### EXERCISE BRIEF
The entries below must be transcribed exactly. Leave nothing out.

Dataset entries
·····

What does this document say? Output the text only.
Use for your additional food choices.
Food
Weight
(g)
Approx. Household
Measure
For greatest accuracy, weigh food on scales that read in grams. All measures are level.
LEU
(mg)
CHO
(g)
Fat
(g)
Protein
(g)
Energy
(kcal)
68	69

·····

### EXERCISE RESULT
What does this document say? Output the text only.
Use for your additional food choices.
Food
Weight
(g)
Approx. Household
Measure
For greatest accuracy, weigh food on scales that read in grams. All measures are level.
LEU
(mg)
CHO
(g)
Fat
(g)
Protein
(g)
Energy
(kcal)
68	69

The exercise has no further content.